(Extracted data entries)
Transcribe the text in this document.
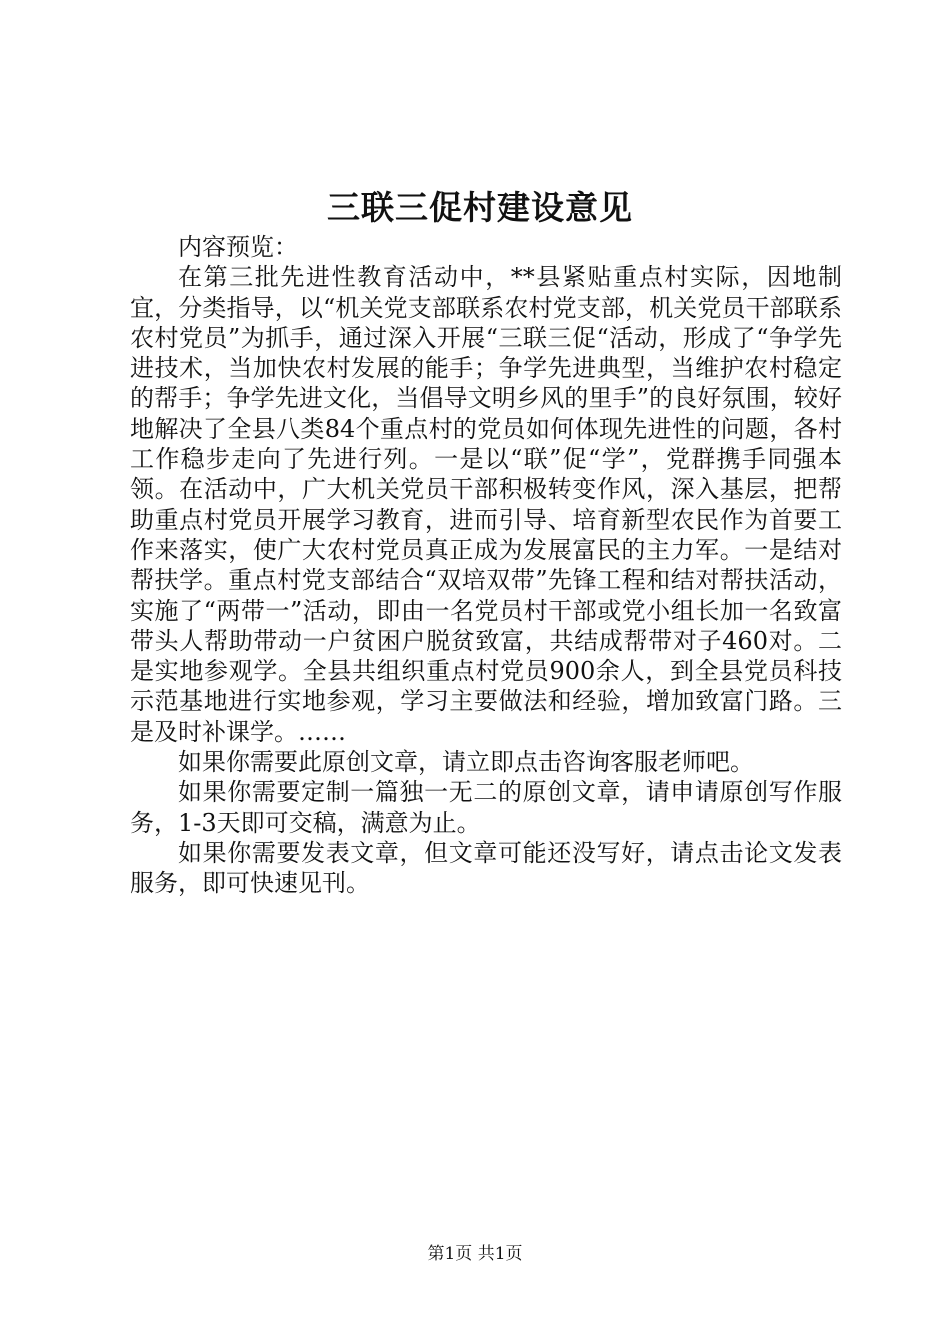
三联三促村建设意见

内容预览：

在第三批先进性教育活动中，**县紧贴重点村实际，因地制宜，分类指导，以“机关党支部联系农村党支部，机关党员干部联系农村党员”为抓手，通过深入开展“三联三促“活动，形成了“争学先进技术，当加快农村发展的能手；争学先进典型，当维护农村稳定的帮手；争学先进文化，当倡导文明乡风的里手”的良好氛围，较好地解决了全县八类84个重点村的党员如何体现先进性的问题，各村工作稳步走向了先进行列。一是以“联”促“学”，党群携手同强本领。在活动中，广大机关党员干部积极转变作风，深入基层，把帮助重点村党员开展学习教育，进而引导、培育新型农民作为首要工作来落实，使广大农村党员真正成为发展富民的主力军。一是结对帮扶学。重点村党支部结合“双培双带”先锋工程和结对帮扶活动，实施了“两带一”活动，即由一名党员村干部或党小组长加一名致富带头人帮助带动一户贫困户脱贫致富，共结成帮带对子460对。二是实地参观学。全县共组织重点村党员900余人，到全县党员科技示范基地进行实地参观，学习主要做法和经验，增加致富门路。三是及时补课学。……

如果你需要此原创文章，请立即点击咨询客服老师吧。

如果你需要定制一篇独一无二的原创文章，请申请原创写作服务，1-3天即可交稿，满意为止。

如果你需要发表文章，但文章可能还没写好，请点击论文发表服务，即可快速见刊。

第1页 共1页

▶ [WHAT TO DO] Pictures stay out; repeat all the rest of the records exactly.

▶ [FINISHED ANSWER]
Transcribe the text in this document.
三联三促村建设意见

内容预览：

在第三批先进性教育活动中，**县紧贴重点村实际，因地制宜，分类指导，以“机关党支部联系农村党支部，机关党员干部联系农村党员”为抓手，通过深入开展“三联三促“活动，形成了“争学先进技术，当加快农村发展的能手；争学先进典型，当维护农村稳定的帮手；争学先进文化，当倡导文明乡风的里手”的良好氛围，较好地解决了全县八类84个重点村的党员如何体现先进性的问题，各村工作稳步走向了先进行列。一是以“联”促“学”，党群携手同强本领。在活动中，广大机关党员干部积极转变作风，深入基层，把帮助重点村党员开展学习教育，进而引导、培育新型农民作为首要工作来落实，使广大农村党员真正成为发展富民的主力军。一是结对帮扶学。重点村党支部结合“双培双带”先锋工程和结对帮扶活动，实施了“两带一”活动，即由一名党员村干部或党小组长加一名致富带头人帮助带动一户贫困户脱贫致富，共结成帮带对子460对。二是实地参观学。全县共组织重点村党员900余人，到全县党员科技示范基地进行实地参观，学习主要做法和经验，增加致富门路。三是及时补课学。……

如果你需要此原创文章，请立即点击咨询客服老师吧。

如果你需要定制一篇独一无二的原创文章，请申请原创写作服务，1-3天即可交稿，满意为止。

如果你需要发表文章，但文章可能还没写好，请点击论文发表服务，即可快速见刊。

第1页 共1页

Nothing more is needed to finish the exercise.